[Saved data entries]:
■ ■ ■ ■ ■ ■ ■

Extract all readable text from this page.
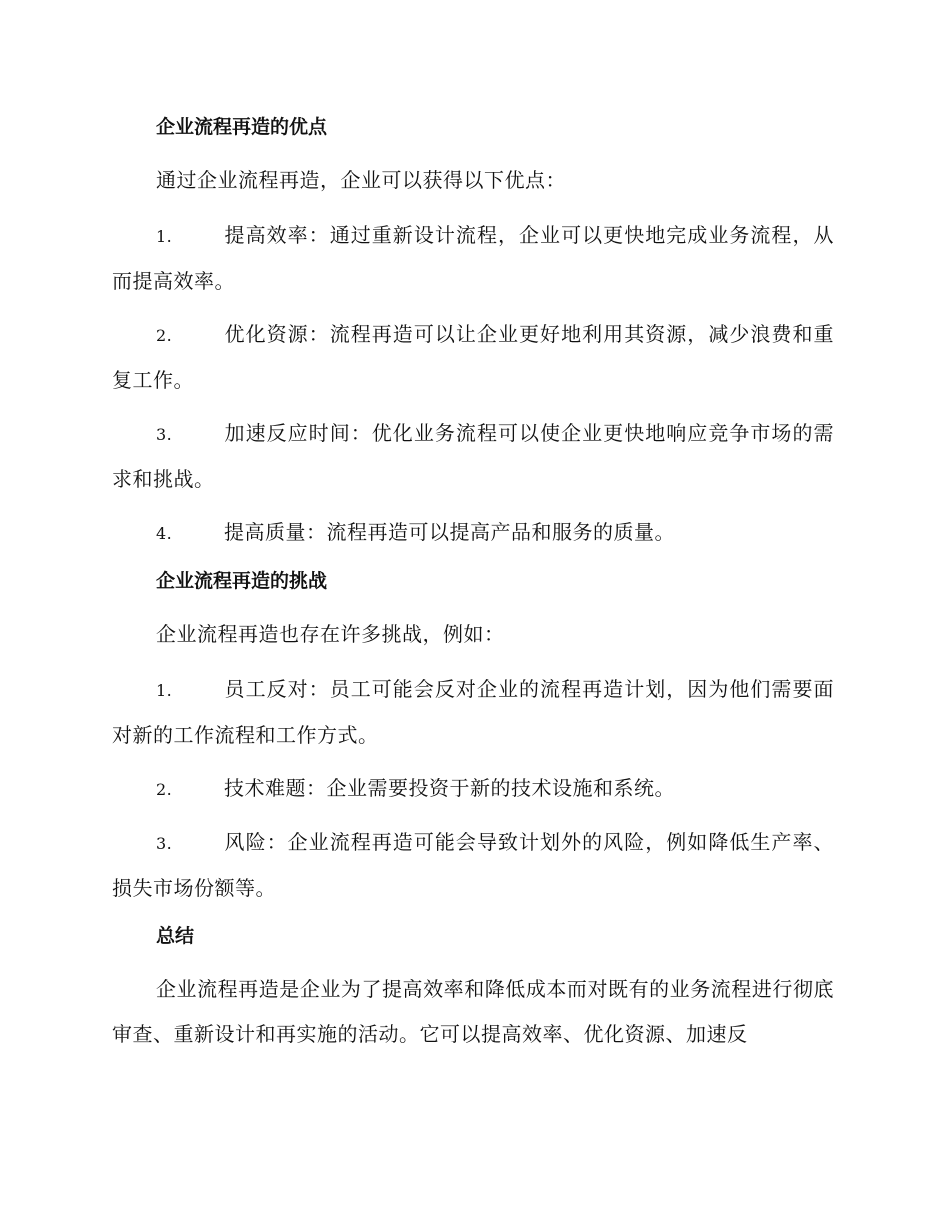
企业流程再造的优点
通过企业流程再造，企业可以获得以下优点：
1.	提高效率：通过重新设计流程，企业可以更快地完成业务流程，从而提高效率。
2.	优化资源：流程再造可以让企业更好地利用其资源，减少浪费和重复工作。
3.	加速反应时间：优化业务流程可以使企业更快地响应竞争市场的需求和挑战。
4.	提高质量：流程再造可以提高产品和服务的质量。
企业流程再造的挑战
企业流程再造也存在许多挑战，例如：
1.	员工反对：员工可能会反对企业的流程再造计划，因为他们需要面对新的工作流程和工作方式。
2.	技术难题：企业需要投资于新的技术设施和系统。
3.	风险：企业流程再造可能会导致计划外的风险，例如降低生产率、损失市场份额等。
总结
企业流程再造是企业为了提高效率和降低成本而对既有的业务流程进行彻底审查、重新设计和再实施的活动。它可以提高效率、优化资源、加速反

■ ■ ■ ■ ■ ■ ■

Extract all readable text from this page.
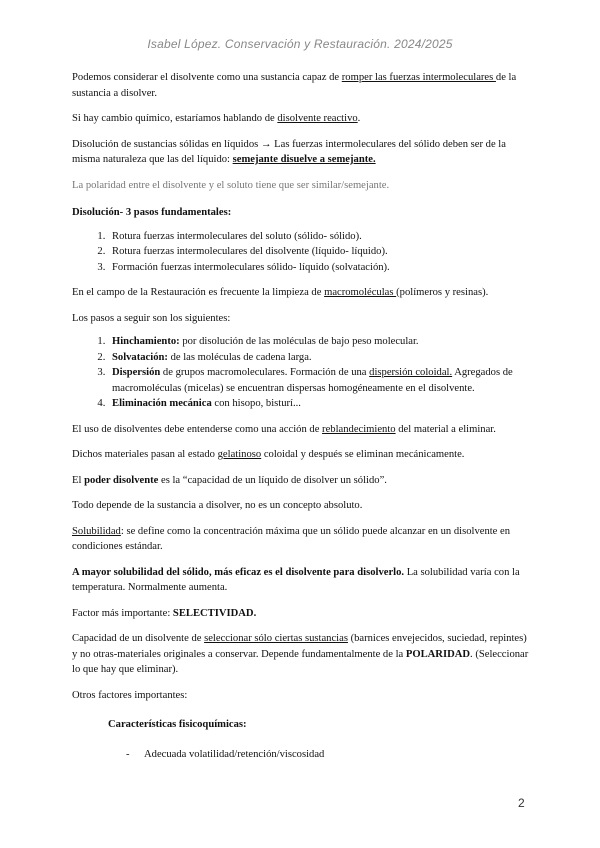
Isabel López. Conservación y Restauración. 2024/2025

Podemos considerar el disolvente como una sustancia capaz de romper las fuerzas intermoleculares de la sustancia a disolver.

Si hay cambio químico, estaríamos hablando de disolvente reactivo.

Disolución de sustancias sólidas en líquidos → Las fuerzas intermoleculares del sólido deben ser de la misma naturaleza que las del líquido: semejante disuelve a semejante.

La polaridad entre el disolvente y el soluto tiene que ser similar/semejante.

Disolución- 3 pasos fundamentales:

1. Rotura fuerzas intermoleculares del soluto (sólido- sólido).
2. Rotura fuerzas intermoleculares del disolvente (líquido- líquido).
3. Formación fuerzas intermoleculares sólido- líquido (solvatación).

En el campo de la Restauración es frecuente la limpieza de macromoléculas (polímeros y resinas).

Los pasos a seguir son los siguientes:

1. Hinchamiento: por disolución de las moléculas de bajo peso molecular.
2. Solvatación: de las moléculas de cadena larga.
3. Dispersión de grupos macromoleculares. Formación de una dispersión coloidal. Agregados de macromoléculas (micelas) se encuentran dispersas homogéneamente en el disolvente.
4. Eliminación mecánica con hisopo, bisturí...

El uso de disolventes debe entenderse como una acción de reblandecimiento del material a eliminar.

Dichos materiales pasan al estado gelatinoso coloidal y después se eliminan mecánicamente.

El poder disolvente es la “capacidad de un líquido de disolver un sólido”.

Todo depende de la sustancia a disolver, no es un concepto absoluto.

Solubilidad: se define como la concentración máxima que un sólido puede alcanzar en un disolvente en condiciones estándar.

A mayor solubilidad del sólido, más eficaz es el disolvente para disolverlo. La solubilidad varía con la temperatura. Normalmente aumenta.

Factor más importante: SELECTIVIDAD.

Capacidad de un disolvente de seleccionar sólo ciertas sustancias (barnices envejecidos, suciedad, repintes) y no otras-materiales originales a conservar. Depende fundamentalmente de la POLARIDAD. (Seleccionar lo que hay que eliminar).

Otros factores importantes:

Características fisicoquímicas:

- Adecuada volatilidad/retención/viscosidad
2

■ ■ ■ ■ ■ ■ ■

[TASK STATEMENT]:
Using the material above, gather every line that includes "Formación".

[ANSWER FOR THE TASK]:
3. Formación fuerzas intermoleculares sólido- líquido (solvatación).
3. Dispersión de grupos macromoleculares. Formación de una dispersión coloidal. Agregados de macromoléculas (micelas) se encuentran dispersas homogéneamente en el disolvente.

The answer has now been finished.